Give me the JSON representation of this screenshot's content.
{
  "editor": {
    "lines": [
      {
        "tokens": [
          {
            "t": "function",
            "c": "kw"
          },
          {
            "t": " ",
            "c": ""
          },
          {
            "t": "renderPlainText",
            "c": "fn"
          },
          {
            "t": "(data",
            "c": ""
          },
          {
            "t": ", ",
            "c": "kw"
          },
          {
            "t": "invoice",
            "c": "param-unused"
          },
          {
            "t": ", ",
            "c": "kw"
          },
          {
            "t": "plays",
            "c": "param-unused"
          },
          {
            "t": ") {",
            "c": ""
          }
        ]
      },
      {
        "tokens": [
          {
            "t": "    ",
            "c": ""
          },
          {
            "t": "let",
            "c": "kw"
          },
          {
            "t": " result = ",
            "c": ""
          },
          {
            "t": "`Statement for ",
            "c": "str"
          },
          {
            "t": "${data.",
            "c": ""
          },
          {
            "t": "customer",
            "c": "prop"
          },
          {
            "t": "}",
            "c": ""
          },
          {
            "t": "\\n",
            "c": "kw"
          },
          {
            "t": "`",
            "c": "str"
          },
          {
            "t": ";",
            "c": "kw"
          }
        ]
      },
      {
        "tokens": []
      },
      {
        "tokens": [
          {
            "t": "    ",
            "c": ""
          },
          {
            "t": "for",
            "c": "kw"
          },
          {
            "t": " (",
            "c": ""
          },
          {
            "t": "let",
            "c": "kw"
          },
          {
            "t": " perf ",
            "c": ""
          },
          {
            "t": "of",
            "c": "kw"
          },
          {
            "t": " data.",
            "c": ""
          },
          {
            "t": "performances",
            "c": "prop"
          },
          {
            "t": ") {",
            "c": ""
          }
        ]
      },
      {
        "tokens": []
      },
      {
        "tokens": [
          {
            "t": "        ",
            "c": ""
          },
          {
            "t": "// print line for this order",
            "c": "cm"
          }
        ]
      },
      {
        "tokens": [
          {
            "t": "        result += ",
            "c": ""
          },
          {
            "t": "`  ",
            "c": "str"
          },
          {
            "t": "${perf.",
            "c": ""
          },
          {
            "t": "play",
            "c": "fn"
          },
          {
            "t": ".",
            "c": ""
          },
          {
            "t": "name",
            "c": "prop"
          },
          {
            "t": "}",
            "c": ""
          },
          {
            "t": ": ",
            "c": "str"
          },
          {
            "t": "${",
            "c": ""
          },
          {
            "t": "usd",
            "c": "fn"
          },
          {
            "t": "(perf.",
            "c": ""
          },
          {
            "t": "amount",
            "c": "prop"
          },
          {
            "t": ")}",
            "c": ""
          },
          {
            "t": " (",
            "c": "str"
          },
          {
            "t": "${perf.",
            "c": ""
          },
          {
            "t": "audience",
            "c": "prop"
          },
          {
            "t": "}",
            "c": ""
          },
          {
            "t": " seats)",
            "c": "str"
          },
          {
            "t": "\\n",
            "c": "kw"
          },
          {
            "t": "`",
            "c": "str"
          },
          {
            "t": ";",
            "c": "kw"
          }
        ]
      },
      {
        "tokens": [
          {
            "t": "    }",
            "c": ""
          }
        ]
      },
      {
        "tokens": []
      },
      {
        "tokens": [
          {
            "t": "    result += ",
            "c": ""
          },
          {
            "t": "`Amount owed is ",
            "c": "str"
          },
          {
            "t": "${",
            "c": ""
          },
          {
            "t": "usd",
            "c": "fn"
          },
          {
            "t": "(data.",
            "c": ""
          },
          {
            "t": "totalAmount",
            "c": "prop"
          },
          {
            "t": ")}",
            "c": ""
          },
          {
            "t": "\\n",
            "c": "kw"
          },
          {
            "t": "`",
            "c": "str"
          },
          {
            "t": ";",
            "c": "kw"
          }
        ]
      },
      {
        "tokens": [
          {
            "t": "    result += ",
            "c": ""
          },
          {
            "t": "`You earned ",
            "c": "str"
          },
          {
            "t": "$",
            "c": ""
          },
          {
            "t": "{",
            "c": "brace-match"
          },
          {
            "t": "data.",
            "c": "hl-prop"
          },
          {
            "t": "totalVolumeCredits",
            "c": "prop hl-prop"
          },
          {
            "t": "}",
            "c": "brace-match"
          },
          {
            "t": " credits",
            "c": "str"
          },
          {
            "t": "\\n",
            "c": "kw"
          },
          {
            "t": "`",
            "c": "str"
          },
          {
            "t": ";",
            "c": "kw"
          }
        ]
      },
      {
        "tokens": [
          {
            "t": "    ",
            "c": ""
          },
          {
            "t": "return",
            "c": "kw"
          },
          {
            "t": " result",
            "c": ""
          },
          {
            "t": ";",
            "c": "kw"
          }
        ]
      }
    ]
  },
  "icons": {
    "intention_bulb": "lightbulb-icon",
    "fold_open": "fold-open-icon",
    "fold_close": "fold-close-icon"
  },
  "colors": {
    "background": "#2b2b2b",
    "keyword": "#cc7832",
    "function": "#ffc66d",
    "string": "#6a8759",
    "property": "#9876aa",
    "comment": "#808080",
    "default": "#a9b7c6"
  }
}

□ □ □

#### [Written task]
Each record must be repeated exactly as it is.

#### [Answer to this exercise]
Give me the JSON representation of this screenshot's content.
{
  "editor": {
    "lines": [
      {
        "tokens": [
          {
            "t": "function",
            "c": "kw"
          },
          {
            "t": " ",
            "c": ""
          },
          {
            "t": "renderPlainText",
            "c": "fn"
          },
          {
            "t": "(data",
            "c": ""
          },
          {
            "t": ", ",
            "c": "kw"
          },
          {
            "t": "invoice",
            "c": "param-unused"
          },
          {
            "t": ", ",
            "c": "kw"
          },
          {
            "t": "plays",
            "c": "param-unused"
          },
          {
            "t": ") {",
            "c": ""
          }
        ]
      },
      {
        "tokens": [
          {
            "t": "    ",
            "c": ""
          },
          {
            "t": "let",
            "c": "kw"
          },
          {
            "t": " result = ",
            "c": ""
          },
          {
            "t": "`Statement for ",
            "c": "str"
          },
          {
            "t": "${data.",
            "c": ""
          },
          {
            "t": "customer",
            "c": "prop"
          },
          {
            "t": "}",
            "c": ""
          },
          {
            "t": "\\n",
            "c": "kw"
          },
          {
            "t": "`",
            "c": "str"
          },
          {
            "t": ";",
            "c": "kw"
          }
        ]
      },
      {
        "tokens": []
      },
      {
        "tokens": [
          {
            "t": "    ",
            "c": ""
          },
          {
            "t": "for",
            "c": "kw"
          },
          {
            "t": " (",
            "c": ""
          },
          {
            "t": "let",
            "c": "kw"
          },
          {
            "t": " perf ",
            "c": ""
          },
          {
            "t": "of",
            "c": "kw"
          },
          {
            "t": " data.",
            "c": ""
          },
          {
            "t": "performances",
            "c": "prop"
          },
          {
            "t": ") {",
            "c": ""
          }
        ]
      },
      {
        "tokens": []
      },
      {
        "tokens": [
          {
            "t": "        ",
            "c": ""
          },
          {
            "t": "// print line for this order",
            "c": "cm"
          }
        ]
      },
      {
        "tokens": [
          {
            "t": "        result += ",
            "c": ""
          },
          {
            "t": "`  ",
            "c": "str"
          },
          {
            "t": "${perf.",
            "c": ""
          },
          {
            "t": "play",
            "c": "fn"
          },
          {
            "t": ".",
            "c": ""
          },
          {
            "t": "name",
            "c": "prop"
          },
          {
            "t": "}",
            "c": ""
          },
          {
            "t": ": ",
            "c": "str"
          },
          {
            "t": "${",
            "c": ""
          },
          {
            "t": "usd",
            "c": "fn"
          },
          {
            "t": "(perf.",
            "c": ""
          },
          {
            "t": "amount",
            "c": "prop"
          },
          {
            "t": ")}",
            "c": ""
          },
          {
            "t": " (",
            "c": "str"
          },
          {
            "t": "${perf.",
            "c": ""
          },
          {
            "t": "audience",
            "c": "prop"
          },
          {
            "t": "}",
            "c": ""
          },
          {
            "t": " seats)",
            "c": "str"
          },
          {
            "t": "\\n",
            "c": "kw"
          },
          {
            "t": "`",
            "c": "str"
          },
          {
            "t": ";",
            "c": "kw"
          }
        ]
      },
      {
        "tokens": [
          {
            "t": "    }",
            "c": ""
          }
        ]
      },
      {
        "tokens": []
      },
      {
        "tokens": [
          {
            "t": "    result += ",
            "c": ""
          },
          {
            "t": "`Amount owed is ",
            "c": "str"
          },
          {
            "t": "${",
            "c": ""
          },
          {
            "t": "usd",
            "c": "fn"
          },
          {
            "t": "(data.",
            "c": ""
          },
          {
            "t": "totalAmount",
            "c": "prop"
          },
          {
            "t": ")}",
            "c": ""
          },
          {
            "t": "\\n",
            "c": "kw"
          },
          {
            "t": "`",
            "c": "str"
          },
          {
            "t": ";",
            "c": "kw"
          }
        ]
      },
      {
        "tokens": [
          {
            "t": "    result += ",
            "c": ""
          },
          {
            "t": "`You earned ",
            "c": "str"
          },
          {
            "t": "$",
            "c": ""
          },
          {
            "t": "{",
            "c": "brace-match"
          },
          {
            "t": "data.",
            "c": "hl-prop"
          },
          {
            "t": "totalVolumeCredits",
            "c": "prop hl-prop"
          },
          {
            "t": "}",
            "c": "brace-match"
          },
          {
            "t": " credits",
            "c": "str"
          },
          {
            "t": "\\n",
            "c": "kw"
          },
          {
            "t": "`",
            "c": "str"
          },
          {
            "t": ";",
            "c": "kw"
          }
        ]
      },
      {
        "tokens": [
          {
            "t": "    ",
            "c": ""
          },
          {
            "t": "return",
            "c": "kw"
          },
          {
            "t": " result",
            "c": ""
          },
          {
            "t": ";",
            "c": "kw"
          }
        ]
      }
    ]
  },
  "icons": {
    "intention_bulb": "lightbulb-icon",
    "fold_open": "fold-open-icon",
    "fold_close": "fold-close-icon"
  },
  "colors": {
    "background": "#2b2b2b",
    "keyword": "#cc7832",
    "function": "#ffc66d",
    "string": "#6a8759",
    "property": "#9876aa",
    "comment": "#808080",
    "default": "#a9b7c6"
  }
}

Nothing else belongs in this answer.